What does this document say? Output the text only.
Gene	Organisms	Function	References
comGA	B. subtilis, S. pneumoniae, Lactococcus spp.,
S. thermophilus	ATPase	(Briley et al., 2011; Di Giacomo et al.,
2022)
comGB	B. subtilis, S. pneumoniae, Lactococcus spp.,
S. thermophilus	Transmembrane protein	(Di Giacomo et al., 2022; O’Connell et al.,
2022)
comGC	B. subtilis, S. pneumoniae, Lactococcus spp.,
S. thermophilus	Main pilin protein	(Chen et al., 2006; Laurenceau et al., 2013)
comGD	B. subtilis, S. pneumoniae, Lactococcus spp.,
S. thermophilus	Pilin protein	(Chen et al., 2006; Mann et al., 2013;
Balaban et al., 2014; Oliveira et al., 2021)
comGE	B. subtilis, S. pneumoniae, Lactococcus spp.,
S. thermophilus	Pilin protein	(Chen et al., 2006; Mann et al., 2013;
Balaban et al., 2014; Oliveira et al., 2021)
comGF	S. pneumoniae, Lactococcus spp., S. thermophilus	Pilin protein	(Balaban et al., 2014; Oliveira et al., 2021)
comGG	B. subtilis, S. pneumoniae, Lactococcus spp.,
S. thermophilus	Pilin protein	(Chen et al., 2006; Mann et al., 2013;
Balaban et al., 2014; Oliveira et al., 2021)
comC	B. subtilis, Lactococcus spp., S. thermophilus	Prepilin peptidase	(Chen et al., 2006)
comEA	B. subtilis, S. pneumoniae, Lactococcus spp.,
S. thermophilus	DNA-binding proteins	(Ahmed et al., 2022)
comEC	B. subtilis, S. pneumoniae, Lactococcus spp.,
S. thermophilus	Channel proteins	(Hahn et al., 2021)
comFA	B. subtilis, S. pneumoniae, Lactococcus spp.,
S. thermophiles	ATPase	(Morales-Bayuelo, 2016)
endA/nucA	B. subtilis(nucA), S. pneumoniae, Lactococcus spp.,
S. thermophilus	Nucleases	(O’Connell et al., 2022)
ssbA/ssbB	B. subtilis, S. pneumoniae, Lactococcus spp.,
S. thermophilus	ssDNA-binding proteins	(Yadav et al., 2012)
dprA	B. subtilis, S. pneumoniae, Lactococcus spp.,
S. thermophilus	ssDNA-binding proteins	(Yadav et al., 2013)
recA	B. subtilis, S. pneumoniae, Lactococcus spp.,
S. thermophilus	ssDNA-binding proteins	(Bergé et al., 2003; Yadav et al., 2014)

---+---

* **Problem statement**: A word-for-word transcription of all the data is needed.

* **Solved exercise**:
What does this document say? Output the text only.
Gene	Organisms	Function	References
comGA	B. subtilis, S. pneumoniae, Lactococcus spp.,
S. thermophilus	ATPase	(Briley et al., 2011; Di Giacomo et al.,
2022)
comGB	B. subtilis, S. pneumoniae, Lactococcus spp.,
S. thermophilus	Transmembrane protein	(Di Giacomo et al., 2022; O’Connell et al.,
2022)
comGC	B. subtilis, S. pneumoniae, Lactococcus spp.,
S. thermophilus	Main pilin protein	(Chen et al., 2006; Laurenceau et al., 2013)
comGD	B. subtilis, S. pneumoniae, Lactococcus spp.,
S. thermophilus	Pilin protein	(Chen et al., 2006; Mann et al., 2013;
Balaban et al., 2014; Oliveira et al., 2021)
comGE	B. subtilis, S. pneumoniae, Lactococcus spp.,
S. thermophilus	Pilin protein	(Chen et al., 2006; Mann et al., 2013;
Balaban et al., 2014; Oliveira et al., 2021)
comGF	S. pneumoniae, Lactococcus spp., S. thermophilus	Pilin protein	(Balaban et al., 2014; Oliveira et al., 2021)
comGG	B. subtilis, S. pneumoniae, Lactococcus spp.,
S. thermophilus	Pilin protein	(Chen et al., 2006; Mann et al., 2013;
Balaban et al., 2014; Oliveira et al., 2021)
comC	B. subtilis, Lactococcus spp., S. thermophilus	Prepilin peptidase	(Chen et al., 2006)
comEA	B. subtilis, S. pneumoniae, Lactococcus spp.,
S. thermophilus	DNA-binding proteins	(Ahmed et al., 2022)
comEC	B. subtilis, S. pneumoniae, Lactococcus spp.,
S. thermophilus	Channel proteins	(Hahn et al., 2021)
comFA	B. subtilis, S. pneumoniae, Lactococcus spp.,
S. thermophiles	ATPase	(Morales-Bayuelo, 2016)
endA/nucA	B. subtilis(nucA), S. pneumoniae, Lactococcus spp.,
S. thermophilus	Nucleases	(O’Connell et al., 2022)
ssbA/ssbB	B. subtilis, S. pneumoniae, Lactococcus spp.,
S. thermophilus	ssDNA-binding proteins	(Yadav et al., 2012)
dprA	B. subtilis, S. pneumoniae, Lactococcus spp.,
S. thermophilus	ssDNA-binding proteins	(Yadav et al., 2013)
recA	B. subtilis, S. pneumoniae, Lactococcus spp.,
S. thermophilus	ssDNA-binding proteins	(Bergé et al., 2003; Yadav et al., 2014)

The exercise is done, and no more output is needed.